Figure record listings
Start

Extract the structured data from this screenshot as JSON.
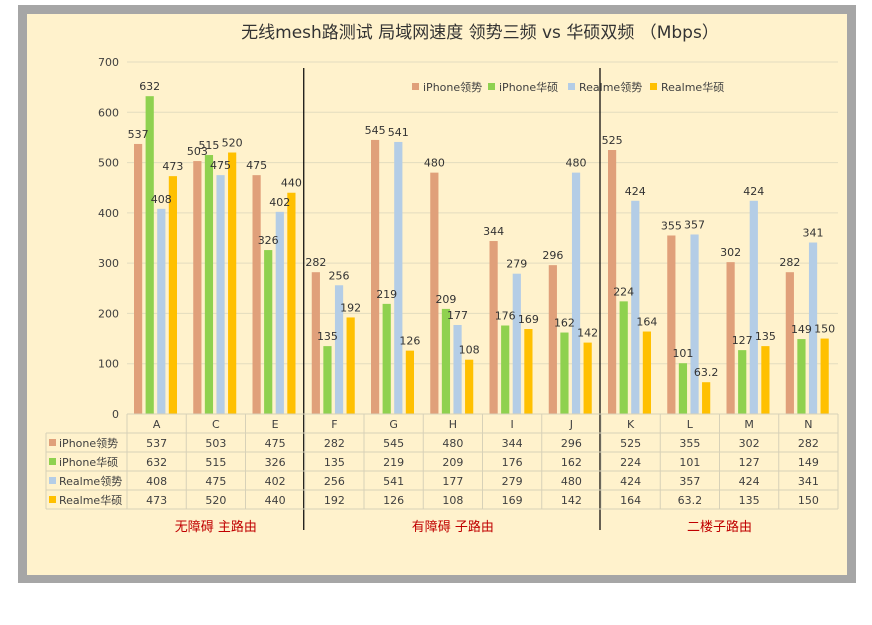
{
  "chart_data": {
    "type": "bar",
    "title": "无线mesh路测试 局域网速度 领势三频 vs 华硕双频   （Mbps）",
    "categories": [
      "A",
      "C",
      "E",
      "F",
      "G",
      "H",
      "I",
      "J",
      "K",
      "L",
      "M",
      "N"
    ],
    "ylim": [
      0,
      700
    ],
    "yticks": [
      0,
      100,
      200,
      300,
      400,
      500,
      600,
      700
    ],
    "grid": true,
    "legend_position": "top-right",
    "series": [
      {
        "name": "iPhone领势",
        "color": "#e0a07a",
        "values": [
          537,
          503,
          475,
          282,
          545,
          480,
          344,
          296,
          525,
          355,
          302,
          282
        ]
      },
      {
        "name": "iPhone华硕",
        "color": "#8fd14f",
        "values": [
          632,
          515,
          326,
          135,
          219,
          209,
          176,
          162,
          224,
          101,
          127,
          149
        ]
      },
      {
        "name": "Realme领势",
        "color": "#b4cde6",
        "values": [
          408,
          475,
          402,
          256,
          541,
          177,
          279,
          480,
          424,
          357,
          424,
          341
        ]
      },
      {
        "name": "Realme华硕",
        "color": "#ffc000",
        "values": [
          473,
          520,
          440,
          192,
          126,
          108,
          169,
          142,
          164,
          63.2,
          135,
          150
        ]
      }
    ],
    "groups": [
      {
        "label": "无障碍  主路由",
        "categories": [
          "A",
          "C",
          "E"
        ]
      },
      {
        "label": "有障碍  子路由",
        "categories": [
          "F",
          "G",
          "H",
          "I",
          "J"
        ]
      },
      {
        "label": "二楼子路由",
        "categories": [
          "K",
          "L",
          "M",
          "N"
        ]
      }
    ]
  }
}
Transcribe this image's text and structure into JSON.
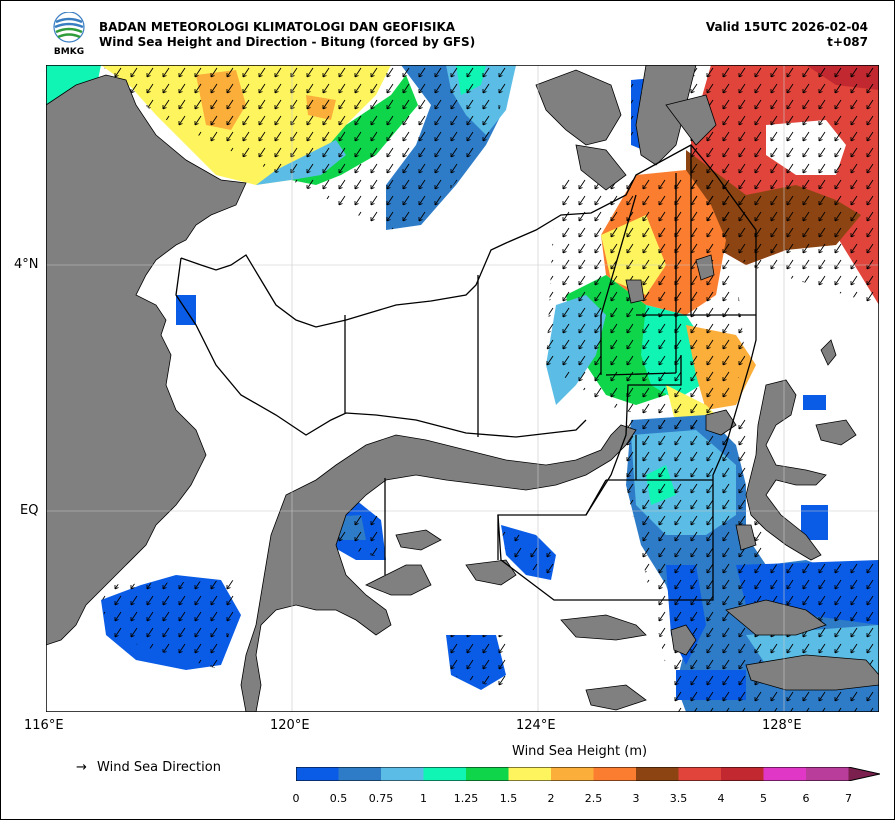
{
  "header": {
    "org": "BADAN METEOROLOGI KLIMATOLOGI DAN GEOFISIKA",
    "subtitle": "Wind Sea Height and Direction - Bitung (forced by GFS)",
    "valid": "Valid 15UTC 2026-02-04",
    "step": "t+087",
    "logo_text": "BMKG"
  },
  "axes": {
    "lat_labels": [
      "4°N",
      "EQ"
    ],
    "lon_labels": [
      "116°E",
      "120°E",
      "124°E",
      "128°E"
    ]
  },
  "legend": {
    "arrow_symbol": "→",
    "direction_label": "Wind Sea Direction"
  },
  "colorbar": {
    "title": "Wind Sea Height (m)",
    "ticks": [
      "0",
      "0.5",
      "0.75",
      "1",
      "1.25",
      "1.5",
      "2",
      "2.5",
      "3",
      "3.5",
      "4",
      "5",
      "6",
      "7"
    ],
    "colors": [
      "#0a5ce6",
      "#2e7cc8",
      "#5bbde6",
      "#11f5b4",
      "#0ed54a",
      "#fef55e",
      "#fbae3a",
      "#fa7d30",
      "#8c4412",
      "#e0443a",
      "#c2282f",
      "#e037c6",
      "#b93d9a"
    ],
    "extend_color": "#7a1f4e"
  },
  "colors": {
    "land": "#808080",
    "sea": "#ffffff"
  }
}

End
Start

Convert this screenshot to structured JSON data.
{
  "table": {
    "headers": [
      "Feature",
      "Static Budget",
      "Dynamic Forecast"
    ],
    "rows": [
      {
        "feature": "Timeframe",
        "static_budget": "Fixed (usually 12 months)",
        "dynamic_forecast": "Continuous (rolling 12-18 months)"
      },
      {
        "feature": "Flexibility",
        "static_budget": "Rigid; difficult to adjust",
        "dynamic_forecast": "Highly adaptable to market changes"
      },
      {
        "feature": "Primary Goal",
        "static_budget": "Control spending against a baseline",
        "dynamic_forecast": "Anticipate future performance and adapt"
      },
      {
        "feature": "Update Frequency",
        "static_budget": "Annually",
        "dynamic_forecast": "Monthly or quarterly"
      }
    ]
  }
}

End

▶ **WORK TO BE COMPLETED**
Search the listing above for the string "name". Copy every line that contains it.

▶ **ANSWER BELOW**
        "name": "iPhone领势",
        "name": "iPhone华硕",
        "name": "Realme领势",
        "name": "Realme华硕",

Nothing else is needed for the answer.